● GIVEN REQUEST
Look through the records that follow. Copy every line containing the word "What".
━━ RECORDS SUPPLIED
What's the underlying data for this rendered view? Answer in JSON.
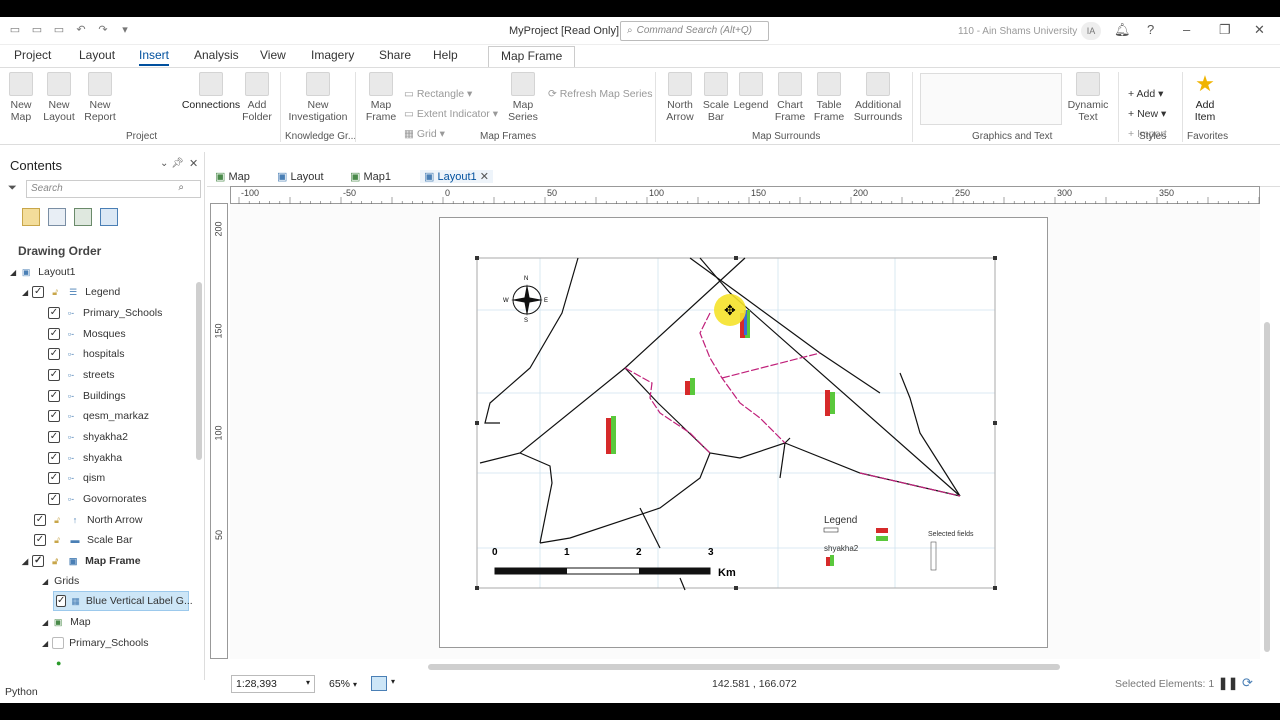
{
  "window": {
    "title": "MyProject [Read Only]",
    "command_search_placeholder": "Command Search (Alt+Q)",
    "user_label": "110 - Ain Shams University",
    "user_initials": "IA"
  },
  "ribbon_tabs": [
    "Project",
    "Layout",
    "Insert",
    "Analysis",
    "View",
    "Imagery",
    "Share",
    "Help"
  ],
  "active_tab": "Insert",
  "contextual_tab": "Map Frame",
  "ribbon": {
    "project": {
      "new_map": "New Map",
      "new_layout": "New Layout",
      "new_report": "New Report",
      "connections": "Connections",
      "add_folder": "Add Folder",
      "group": "Project"
    },
    "knowledge": {
      "new_investigation": "New Investigation",
      "group": "Knowledge Gr..."
    },
    "map_frames": {
      "map_frame": "Map Frame",
      "rectangle": "Rectangle",
      "extent_indicator": "Extent Indicator",
      "grid": "Grid",
      "map_series": "Map Series",
      "refresh_map_series": "Refresh Map Series",
      "group": "Map Frames"
    },
    "map_surrounds": {
      "north_arrow": "North Arrow",
      "scale_bar": "Scale Bar",
      "legend": "Legend",
      "chart_frame": "Chart Frame",
      "table_frame": "Table Frame",
      "additional_surrounds": "Additional Surrounds",
      "group": "Map Surrounds"
    },
    "graphics_text": {
      "dynamic_text": "Dynamic Text",
      "group": "Graphics and Text"
    },
    "styles": {
      "add": "Add",
      "new": "New",
      "import": "Import",
      "group": "Styles"
    },
    "favorites": {
      "add_item": "Add Item",
      "group": "Favorites"
    }
  },
  "contents": {
    "title": "Contents",
    "search_placeholder": "Search",
    "drawing_order": "Drawing Order",
    "items": [
      {
        "label": "Layout1"
      },
      {
        "label": "Legend"
      },
      {
        "label": "Primary_Schools"
      },
      {
        "label": "Mosques"
      },
      {
        "label": "hospitals"
      },
      {
        "label": "streets"
      },
      {
        "label": "Buildings"
      },
      {
        "label": "qesm_markaz"
      },
      {
        "label": "shyakha2"
      },
      {
        "label": "shyakha"
      },
      {
        "label": "qism"
      },
      {
        "label": "Govornorates"
      },
      {
        "label": "North Arrow"
      },
      {
        "label": "Scale Bar"
      },
      {
        "label": "Map Frame"
      },
      {
        "label": "Grids"
      },
      {
        "label": "Blue Vertical Label G..."
      },
      {
        "label": "Map"
      },
      {
        "label": "Primary_Schools"
      }
    ]
  },
  "doc_tabs": [
    "Map",
    "Layout",
    "Map1",
    "Layout1"
  ],
  "ruler": {
    "h_ticks": [
      "-100",
      "-50",
      "0",
      "50",
      "100",
      "150",
      "200",
      "250",
      "300",
      "350"
    ],
    "v_ticks": [
      "200",
      "150",
      "100",
      "50"
    ]
  },
  "map": {
    "scale_labels": [
      "0",
      "1",
      "2",
      "3"
    ],
    "scale_unit": "Km",
    "legend_title": "Legend",
    "legend_layer": "shyakha2",
    "selected_fields": "Selected fields",
    "north_letters": [
      "N",
      "E",
      "S",
      "W"
    ]
  },
  "status": {
    "scale": "1:28,393",
    "zoom": "65%",
    "coords": "142.581 , 166.072",
    "selected": "Selected Elements: 1"
  },
  "python_label": "Python",
  "colors": {
    "accent": "#00509e",
    "selection_bg": "#cde6f7",
    "boundary_pink": "#c0207a"
  }
}
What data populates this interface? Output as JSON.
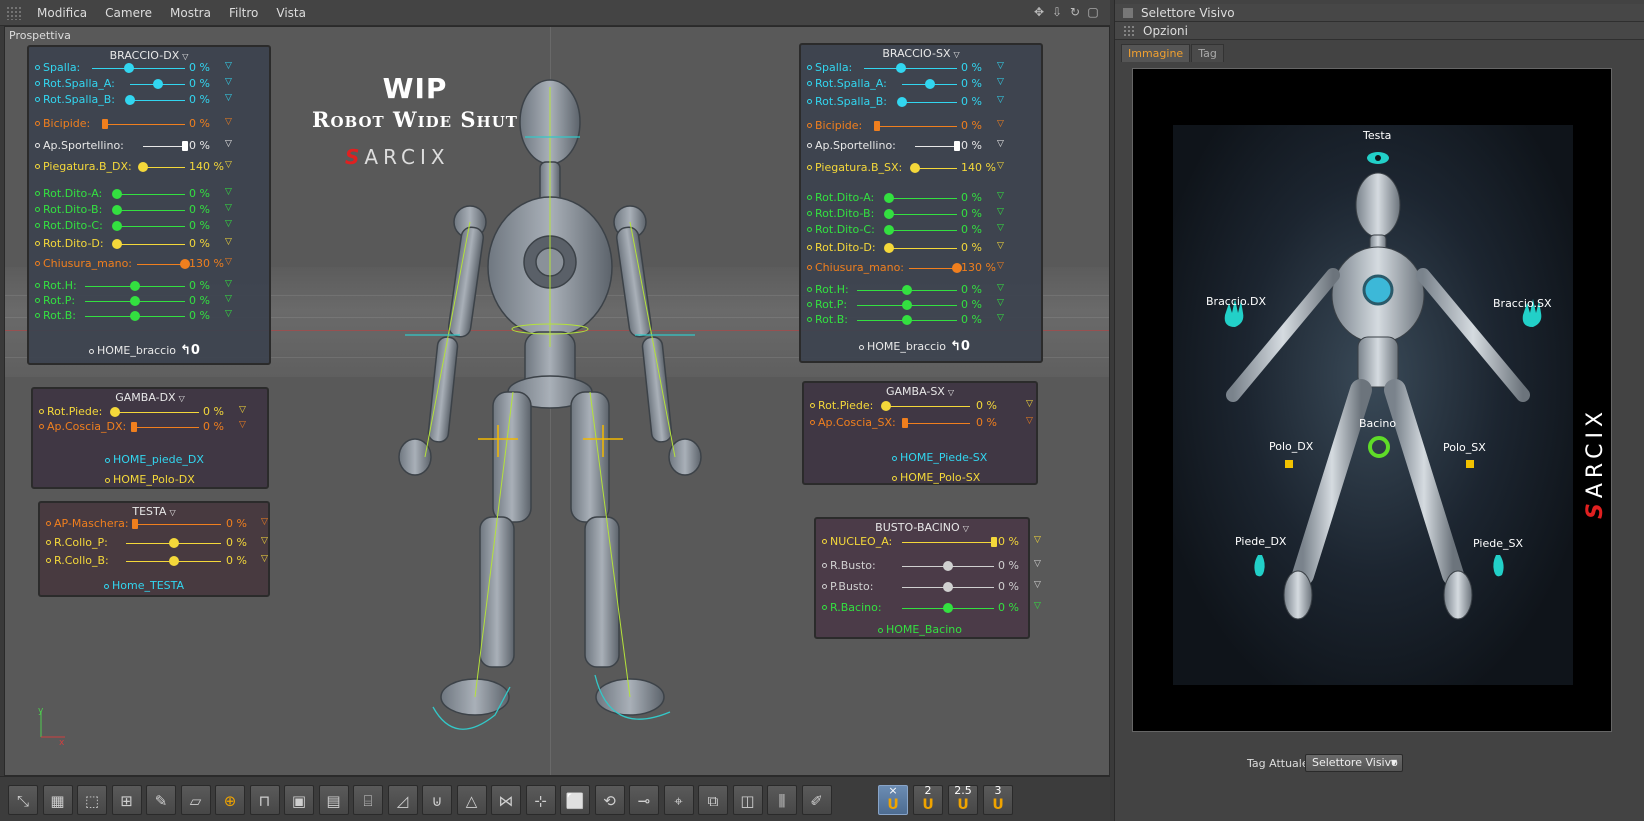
━━━━
● PROBLEM SOLUTION
What's the underlying data for this rendered view? Answer in JSON.
What data populates this interface? Output as JSON.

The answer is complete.